Each entry below is to be extracted exactly.
── Extracted data ──
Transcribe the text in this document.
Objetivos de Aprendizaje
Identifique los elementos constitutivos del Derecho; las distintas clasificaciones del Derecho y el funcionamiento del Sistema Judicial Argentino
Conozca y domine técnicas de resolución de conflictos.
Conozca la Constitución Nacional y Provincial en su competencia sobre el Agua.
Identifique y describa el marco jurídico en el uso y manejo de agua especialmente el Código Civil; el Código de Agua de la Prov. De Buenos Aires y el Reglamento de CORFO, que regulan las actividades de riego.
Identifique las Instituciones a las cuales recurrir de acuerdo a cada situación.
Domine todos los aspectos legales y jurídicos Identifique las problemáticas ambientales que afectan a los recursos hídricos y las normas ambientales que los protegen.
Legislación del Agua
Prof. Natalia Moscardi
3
───
**Final answer**:
Transcribe the text in this document.
Objetivos de Aprendizaje
Identifique los elementos constitutivos del Derecho; las distintas clasificaciones del Derecho y el funcionamiento del Sistema Judicial Argentino
Conozca y domine técnicas de resolución de conflictos.
Conozca la Constitución Nacional y Provincial en su competencia sobre el Agua.
Identifique y describa el marco jurídico en el uso y manejo de agua especialmente el Código Civil; el Código de Agua de la Prov. De Buenos Aires y el Reglamento de CORFO, que regulan las actividades de riego.
Identifique las Instituciones a las cuales recurrir de acuerdo a cada situación.
Domine todos los aspectos legales y jurídicos Identifique las problemáticas ambientales que afectan a los recursos hídricos y las normas ambientales que los protegen.
Legislación del Agua
Prof. Natalia Moscardi
3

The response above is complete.